Your instructions:
Transcribe the records below exactly, leaving out any pictures.

(Stored records)
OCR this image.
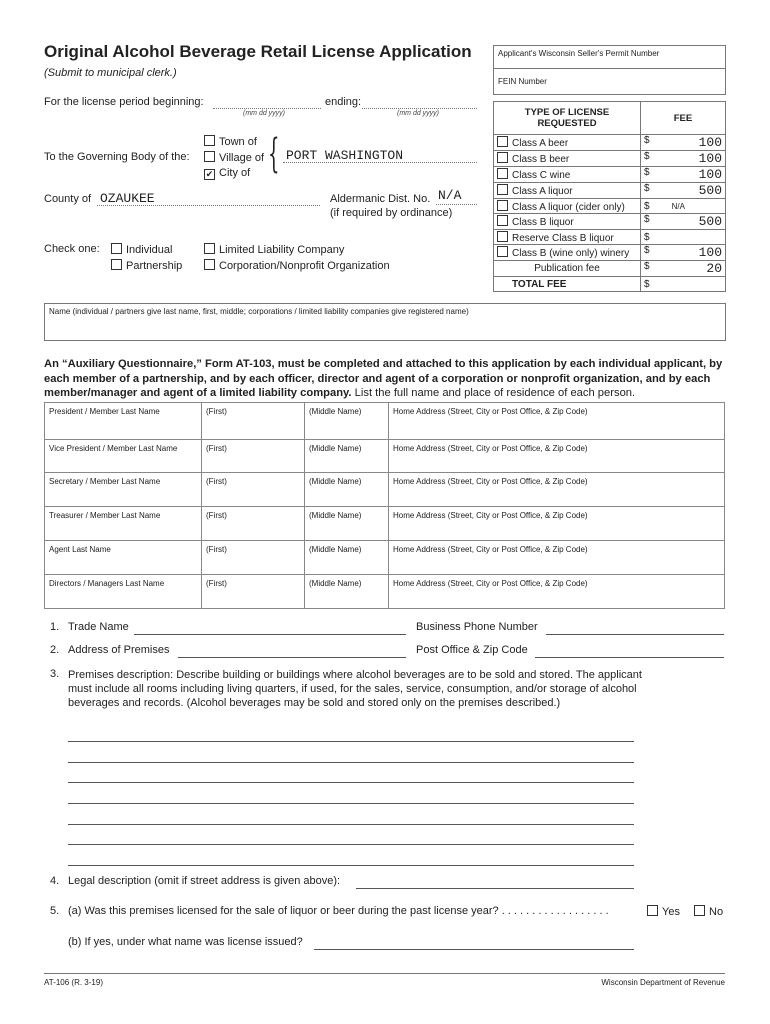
Original Alcohol Beverage Retail License Application
(Submit to municipal clerk.)
For the license period beginning:
(mm dd yyyy)
ending:
(mm dd yyyy)
To the Governing Body of the:
Town of
Village of
✔ City of { PORT WASHINGTON
County of OZAUKEE	Aldermanic Dist. No. N/A
(if required by ordinance)
Check one:	Individual
Partnership
Limited Liability Company
Corporation/Nonprofit Organization
Applicant's Wisconsin Seller's Permit Number
FEIN Number
TYPE OF LICENSE REQUESTED	FEE
Class A beer	$ 100

Class B beer	$ 100

Class C wine	$ 100

Class A liquor	$ 500

Class A liquor (cider only)	$ N/A
Class B liquor	$ 500

Reserve Class B liquor	$
Class B (wine only) winery	$ 100

Publication fee	$ 20

TOTAL FEE	$
Name (individual / partners give last name, first, middle; corporations / limited liability companies give registered name)
An “Auxiliary Questionnaire,” Form AT-103, must be completed and attached to this application by each individual applicant, by each member of a partnership, and by each officer, director and agent of a corporation or nonprofit organization, and by each member/manager and agent of a limited liability company. List the full name and place of residence of each person.
President / Member Last Name	(First)	(Middle Name)	Home Address (Street, City or Post Office, & Zip Code)
Vice President / Member Last Name	(First)	(Middle Name)	Home Address (Street, City or Post Office, & Zip Code)
Secretary / Member Last Name	(First)	(Middle Name)	Home Address (Street, City or Post Office, & Zip Code)
Treasurer / Member Last Name	(First)	(Middle Name)	Home Address (Street, City or Post Office, & Zip Code)
Agent Last Name	(First)	(Middle Name)	Home Address (Street, City or Post Office, & Zip Code)
Directors / Managers Last Name	(First)	(Middle Name)	Home Address (Street, City or Post Office, & Zip Code)
1. Trade Name	Business Phone Number
2. Address of Premises	Post Office & Zip Code
3. Premises description: Describe building or buildings where alcohol beverages are to be sold and stored. The applicant must include all rooms including living quarters, if used, for the sales, service, consumption, and/or storage of alcohol beverages and records. (Alcohol beverages may be sold and stored only on the premises described.)
4. Legal description (omit if street address is given above):
5. (a) Was this premises licensed for the sale of liquor or beer during the past license year? . . . . . . . . . . . . . . . . . .	Yes	No
(b) If yes, under what name was license issued?
AT-106 (R. 3-19)	Wisconsin Department of Revenue
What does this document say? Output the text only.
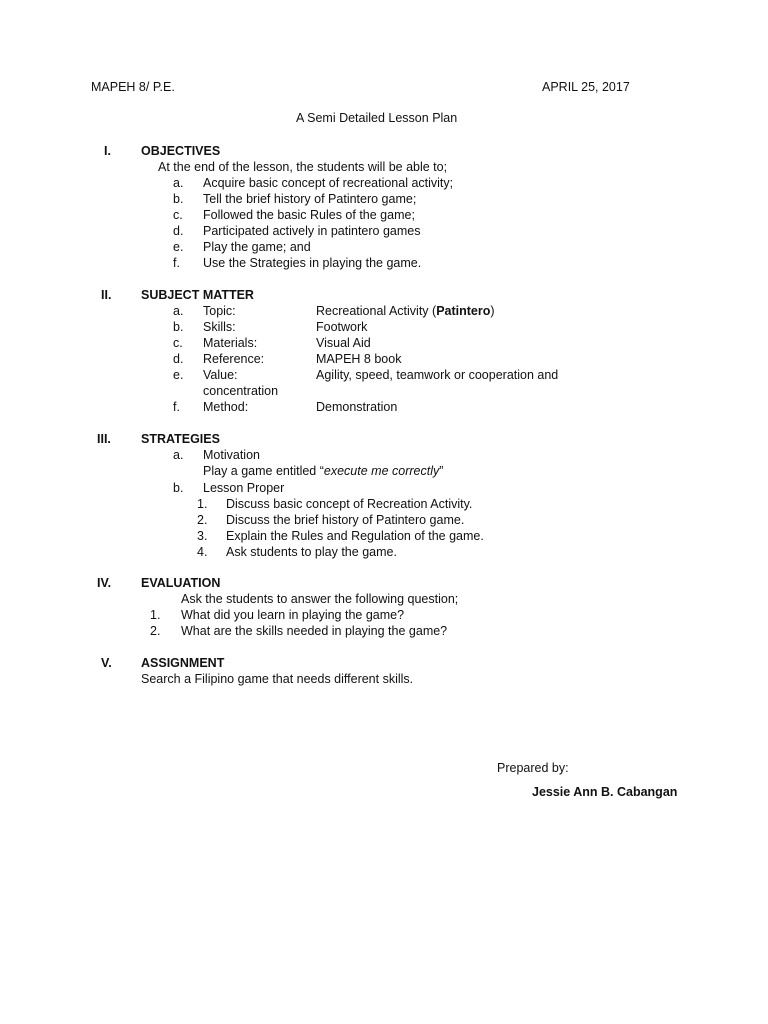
MAPEH 8/ P.E.	APRIL 25, 2017
A Semi Detailed Lesson Plan
I. OBJECTIVES
At the end of the lesson, the students will be able to;
a. Acquire basic concept of recreational activity;
b. Tell the brief history of Patintero game;
c. Followed the basic Rules of the game;
d. Participated actively in patintero games
e. Play the game; and
f. Use the Strategies in playing the game.
II. SUBJECT MATTER
a. Topic:	Recreational Activity (Patintero)
b. Skills:	Footwork
c. Materials:	Visual Aid
d. Reference:	MAPEH 8 book
e. Value:	Agility, speed, teamwork or cooperation and
concentration
f. Method:	Demonstration
III. STRATEGIES
a. Motivation
Play a game entitled “execute me correctly”
b. Lesson Proper
1. Discuss basic concept of Recreation Activity.
2. Discuss the brief history of Patintero game.
3. Explain the Rules and Regulation of the game.
4. Ask students to play the game.
IV. EVALUATION
Ask the students to answer the following question;
1. What did you learn in playing the game?
2. What are the skills needed in playing the game?
V. ASSIGNMENT
Search a Filipino game that needs different skills.
Prepared by:
Jessie Ann B. Cabangan
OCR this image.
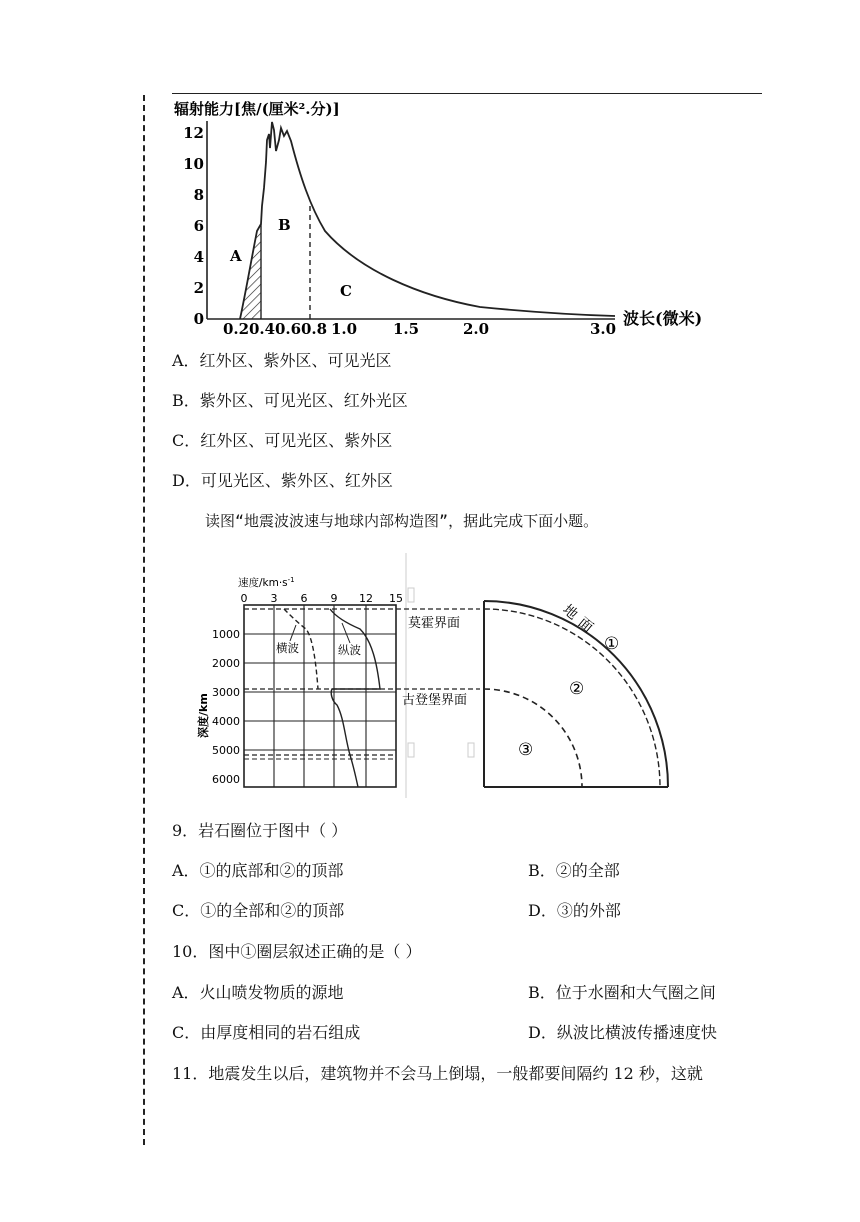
辐射能力[焦/(厘米².分)]
0
2
4
6
8
10
12
0.2 0.4 0.6 0.8 1.0 1.5	2.0	3.0
波长(微米)
A
B
C
A．红外区、紫外区、可见光区
B．紫外区、可见光区、红外光区
C．红外区、可见光区、紫外区
D．可见光区、紫外区、红外区
读图“地震波波速与地球内部构造图”，据此完成下面小题。
速度$/km\cdot s^{-1}$
0 3 6 9 12 15
深度/km
1000
2000
3000
4000
5000
6000
横波	纵波
莫霍界面
古登堡界面
地面
①
②
③
9．岩石圈位于图中（ ）
A．①的底部和②的顶部	B．②的全部
C．①的全部和②的顶部	D．③的外部
10．图中①圈层叙述正确的是（ ）
A．火山喷发物质的源地	B．位于水圈和大气圈之间
C．由厚度相同的岩石组成	D．纵波比横波传播速度快
11．地震发生以后，建筑物并不会马上倒塌，一般都要间隔约 12 秒，这就
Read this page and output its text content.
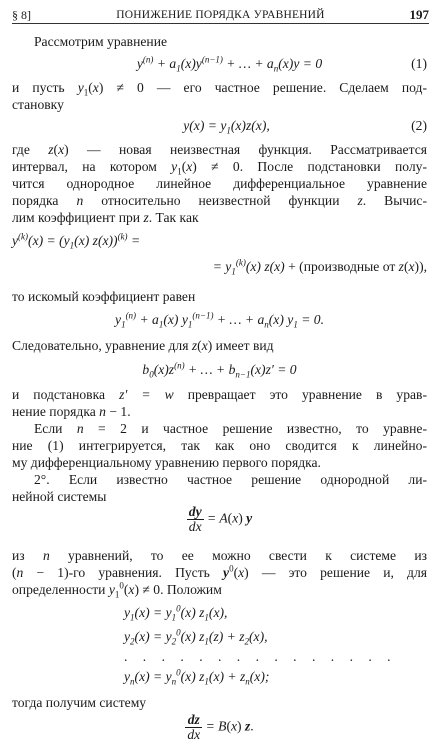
§ 8]	ПОНИЖЕНИЕ ПОРЯДКА УРАВНЕНИЙ	197
Рассмотрим уравнение
$y^{(n)} + a_1(x)y^{(n-1)}$ + … + $a_n(x)y = 0$	(1)
и пусть $y_1(x) \ne 0$ — его частное решение. Сделаем под-
становку
$y(x) = y_1(x)z(x)$,	(2)
где z(x) — новая неизвестная функция. Рассматривается
интервал, на котором $y_1(x) \ne 0$. После подстановки полу-
чится однородное линейное дифференциальное уравнение
порядка n относительно неизвестной функции z. Вычис-
лим коэффициент при z. Так как
$y^{(k)}(x) = (y_1(x) z(x))^{(k)}$ =
= $y_1^{(k)}(x) z(x)$ + (производные от z(x)),
то искомый коэффициент равен
$y_1^{(n)} + a_1(x) y_1^{(n-1)}$ + … + $a_n(x) y_1 = 0$.
Следовательно, уравнение для z(x) имеет вид
$b_0(x)z^{(n)}$ + … + $b_{n-1}(x)z' = 0$
и подстановка z′ = w превращает это уравнение в урав-
нение порядка n − 1.
Если n = 2 и частное решение известно, то уравне-
ние (1) интегрируется, так как оно сводится к линейно-
му дифференциальному уравнению первого порядка.
2°. Если известно частное решение однородной ли-
нейной системы
$\frac{dy}{dx} = A(x)$ y
из n уравнений, то ее можно свести к системе из
(n − 1)-го уравнения. Пусть $y^0(x)$ — это решение и, для
определенности $y_1^0(x) \ne 0$. Положим
$y_1(x) = y_1^0(x)$ $z_1(x)$,
$y_2(x) = y_2^0(x) z_1(z) + z_2(x)$,
. . . . . . . . . . . . . . .
$y_n(x) = y_n^0(x) z_1(x) + z_n(x)$;
тогда получим систему
$\frac{dz}{dx} = B(x)$ z.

Response below:
OCR this image.
Original Alcohol Beverage Retail License Application
(Submit to municipal clerk.)
For the license period beginning:
(mm dd yyyy)
ending:
(mm dd yyyy)
To the Governing Body of the:
Town of
Village of
✔ City of { PORT WASHINGTON
County of OZAUKEE	Aldermanic Dist. No. N/A
(if required by ordinance)
Check one:	Individual
Partnership
Limited Liability Company
Corporation/Nonprofit Organization
Applicant's Wisconsin Seller's Permit Number
FEIN Number
TYPE OF LICENSE REQUESTED	FEE
Class A beer	$ 100

Class B beer	$ 100

Class C wine	$ 100

Class A liquor	$ 500

Class A liquor (cider only)	$ N/A
Class B liquor	$ 500

Reserve Class B liquor	$
Class B (wine only) winery	$ 100

Publication fee	$ 20

TOTAL FEE	$
Name (individual / partners give last name, first, middle; corporations / limited liability companies give registered name)
An “Auxiliary Questionnaire,” Form AT-103, must be completed and attached to this application by each individual applicant, by each member of a partnership, and by each officer, director and agent of a corporation or nonprofit organization, and by each member/manager and agent of a limited liability company. List the full name and place of residence of each person.
President / Member Last Name	(First)	(Middle Name)	Home Address (Street, City or Post Office, & Zip Code)
Vice President / Member Last Name	(First)	(Middle Name)	Home Address (Street, City or Post Office, & Zip Code)
Secretary / Member Last Name	(First)	(Middle Name)	Home Address (Street, City or Post Office, & Zip Code)
Treasurer / Member Last Name	(First)	(Middle Name)	Home Address (Street, City or Post Office, & Zip Code)
Agent Last Name	(First)	(Middle Name)	Home Address (Street, City or Post Office, & Zip Code)
Directors / Managers Last Name	(First)	(Middle Name)	Home Address (Street, City or Post Office, & Zip Code)
1. Trade Name	Business Phone Number
2. Address of Premises	Post Office & Zip Code
3. Premises description: Describe building or buildings where alcohol beverages are to be sold and stored. The applicant must include all rooms including living quarters, if used, for the sales, service, consumption, and/or storage of alcohol beverages and records. (Alcohol beverages may be sold and stored only on the premises described.)
4. Legal description (omit if street address is given above):
5. (a) Was this premises licensed for the sale of liquor or beer during the past license year? . . . . . . . . . . . . . . . . . .	Yes	No
(b) If yes, under what name was license issued?
AT-106 (R. 3-19)	Wisconsin Department of Revenue
What does this document say? Output the text only.
MAPEH 8/ P.E.	APRIL 25, 2017
A Semi Detailed Lesson Plan
I. OBJECTIVES
At the end of the lesson, the students will be able to;
a. Acquire basic concept of recreational activity;
b. Tell the brief history of Patintero game;
c. Followed the basic Rules of the game;
d. Participated actively in patintero games
e. Play the game; and
f. Use the Strategies in playing the game.
II. SUBJECT MATTER
a. Topic:	Recreational Activity (Patintero)
b. Skills:	Footwork
c. Materials:	Visual Aid
d. Reference:	MAPEH 8 book
e. Value:	Agility, speed, teamwork or cooperation and
concentration
f. Method:	Demonstration
III. STRATEGIES
a. Motivation
Play a game entitled “execute me correctly”
b. Lesson Proper
1. Discuss basic concept of Recreation Activity.
2. Discuss the brief history of Patintero game.
3. Explain the Rules and Regulation of the game.
4. Ask students to play the game.
IV. EVALUATION
Ask the students to answer the following question;
1. What did you learn in playing the game?
2. What are the skills needed in playing the game?
V. ASSIGNMENT
Search a Filipino game that needs different skills.
Prepared by:
Jessie Ann B. Cabangan
OCR this image.
辐射能力[焦/(厘米².分)]
0
2
4
6
8
10
12
0.2 0.4 0.6 0.8 1.0 1.5	2.0	3.0
波长(微米)
A
B
C
A．红外区、紫外区、可见光区
B．紫外区、可见光区、红外光区
C．红外区、可见光区、紫外区
D．可见光区、紫外区、红外区
读图“地震波波速与地球内部构造图”，据此完成下面小题。
速度$/km\cdot s^{-1}$
0 3 6 9 12 15
深度/km
1000
2000
3000
4000
5000
6000
横波	纵波
莫霍界面
古登堡界面
地面
①
②
③
9．岩石圈位于图中（ ）
A．①的底部和②的顶部	B．②的全部
C．①的全部和②的顶部	D．③的外部
10．图中①圈层叙述正确的是（ ）
A．火山喷发物质的源地	B．位于水圈和大气圈之间
C．由厚度相同的岩石组成	D．纵波比横波传播速度快
11．地震发生以后，建筑物并不会马上倒塌，一般都要间隔约 12 秒，这就
Read this page and output its text content.
§ 8]	ПОНИЖЕНИЕ ПОРЯДКА УРАВНЕНИЙ	197
Рассмотрим уравнение
$y^{(n)} + a_1(x)y^{(n-1)}$ + … + $a_n(x)y = 0$	(1)
и пусть $y_1(x) \ne 0$ — его частное решение. Сделаем под-
становку
$y(x) = y_1(x)z(x)$,	(2)
где z(x) — новая неизвестная функция. Рассматривается
интервал, на котором $y_1(x) \ne 0$. После подстановки полу-
чится однородное линейное дифференциальное уравнение
порядка n относительно неизвестной функции z. Вычис-
лим коэффициент при z. Так как
$y^{(k)}(x) = (y_1(x) z(x))^{(k)}$ =
= $y_1^{(k)}(x) z(x)$ + (производные от z(x)),
то искомый коэффициент равен
$y_1^{(n)} + a_1(x) y_1^{(n-1)}$ + … + $a_n(x) y_1 = 0$.
Следовательно, уравнение для z(x) имеет вид
$b_0(x)z^{(n)}$ + … + $b_{n-1}(x)z' = 0$
и подстановка z′ = w превращает это уравнение в урав-
нение порядка n − 1.
Если n = 2 и частное решение известно, то уравне-
ние (1) интегрируется, так как оно сводится к линейно-
му дифференциальному уравнению первого порядка.
2°. Если известно частное решение однородной ли-
нейной системы
$\frac{dy}{dx} = A(x)$ y
из n уравнений, то ее можно свести к системе из
(n − 1)-го уравнения. Пусть $y^0(x)$ — это решение и, для
определенности $y_1^0(x) \ne 0$. Положим
$y_1(x) = y_1^0(x)$ $z_1(x)$,
$y_2(x) = y_2^0(x) z_1(z) + z_2(x)$,
. . . . . . . . . . . . . . .
$y_n(x) = y_n^0(x) z_1(x) + z_n(x)$;
тогда получим систему
$\frac{dz}{dx} = B(x)$ z.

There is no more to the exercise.